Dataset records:

[start]

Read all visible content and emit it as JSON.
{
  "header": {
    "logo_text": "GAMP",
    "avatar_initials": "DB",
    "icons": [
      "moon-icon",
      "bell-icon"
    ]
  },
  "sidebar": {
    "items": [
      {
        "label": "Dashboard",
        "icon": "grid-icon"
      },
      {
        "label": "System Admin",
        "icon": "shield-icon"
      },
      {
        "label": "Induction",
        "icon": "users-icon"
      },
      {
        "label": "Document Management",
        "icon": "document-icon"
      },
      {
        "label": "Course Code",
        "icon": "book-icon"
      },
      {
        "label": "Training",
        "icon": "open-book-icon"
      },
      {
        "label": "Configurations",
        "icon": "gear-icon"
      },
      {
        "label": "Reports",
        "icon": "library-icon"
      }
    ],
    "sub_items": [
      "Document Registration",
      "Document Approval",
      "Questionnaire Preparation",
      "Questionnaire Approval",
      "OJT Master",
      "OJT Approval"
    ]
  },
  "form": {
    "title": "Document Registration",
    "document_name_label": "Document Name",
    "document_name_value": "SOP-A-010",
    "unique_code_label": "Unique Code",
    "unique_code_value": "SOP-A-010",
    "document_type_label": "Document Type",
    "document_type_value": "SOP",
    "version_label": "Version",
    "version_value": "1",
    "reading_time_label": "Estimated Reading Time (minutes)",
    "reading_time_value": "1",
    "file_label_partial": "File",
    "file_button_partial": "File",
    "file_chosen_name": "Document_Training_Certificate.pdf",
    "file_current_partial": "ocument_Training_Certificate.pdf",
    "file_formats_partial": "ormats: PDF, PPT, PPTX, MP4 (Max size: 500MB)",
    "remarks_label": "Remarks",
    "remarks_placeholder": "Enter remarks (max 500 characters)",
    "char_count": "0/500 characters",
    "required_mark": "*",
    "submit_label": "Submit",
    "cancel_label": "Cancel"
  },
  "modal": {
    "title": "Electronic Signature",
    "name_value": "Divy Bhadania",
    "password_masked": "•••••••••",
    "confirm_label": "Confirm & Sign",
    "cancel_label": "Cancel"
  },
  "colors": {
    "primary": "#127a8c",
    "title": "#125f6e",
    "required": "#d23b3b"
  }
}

[end]

→ **SHORT PROBLEM**
Every record shown above must be echoed exactly.

→ **TASK ANSWER**
Read all visible content and emit it as JSON.
{
  "header": {
    "logo_text": "GAMP",
    "avatar_initials": "DB",
    "icons": [
      "moon-icon",
      "bell-icon"
    ]
  },
  "sidebar": {
    "items": [
      {
        "label": "Dashboard",
        "icon": "grid-icon"
      },
      {
        "label": "System Admin",
        "icon": "shield-icon"
      },
      {
        "label": "Induction",
        "icon": "users-icon"
      },
      {
        "label": "Document Management",
        "icon": "document-icon"
      },
      {
        "label": "Course Code",
        "icon": "book-icon"
      },
      {
        "label": "Training",
        "icon": "open-book-icon"
      },
      {
        "label": "Configurations",
        "icon": "gear-icon"
      },
      {
        "label": "Reports",
        "icon": "library-icon"
      }
    ],
    "sub_items": [
      "Document Registration",
      "Document Approval",
      "Questionnaire Preparation",
      "Questionnaire Approval",
      "OJT Master",
      "OJT Approval"
    ]
  },
  "form": {
    "title": "Document Registration",
    "document_name_label": "Document Name",
    "document_name_value": "SOP-A-010",
    "unique_code_label": "Unique Code",
    "unique_code_value": "SOP-A-010",
    "document_type_label": "Document Type",
    "document_type_value": "SOP",
    "version_label": "Version",
    "version_value": "1",
    "reading_time_label": "Estimated Reading Time (minutes)",
    "reading_time_value": "1",
    "file_label_partial": "File",
    "file_button_partial": "File",
    "file_chosen_name": "Document_Training_Certificate.pdf",
    "file_current_partial": "ocument_Training_Certificate.pdf",
    "file_formats_partial": "ormats: PDF, PPT, PPTX, MP4 (Max size: 500MB)",
    "remarks_label": "Remarks",
    "remarks_placeholder": "Enter remarks (max 500 characters)",
    "char_count": "0/500 characters",
    "required_mark": "*",
    "submit_label": "Submit",
    "cancel_label": "Cancel"
  },
  "modal": {
    "title": "Electronic Signature",
    "name_value": "Divy Bhadania",
    "password_masked": "•••••••••",
    "confirm_label": "Confirm & Sign",
    "cancel_label": "Cancel"
  },
  "colors": {
    "primary": "#127a8c",
    "title": "#125f6e",
    "required": "#d23b3b"
  }
}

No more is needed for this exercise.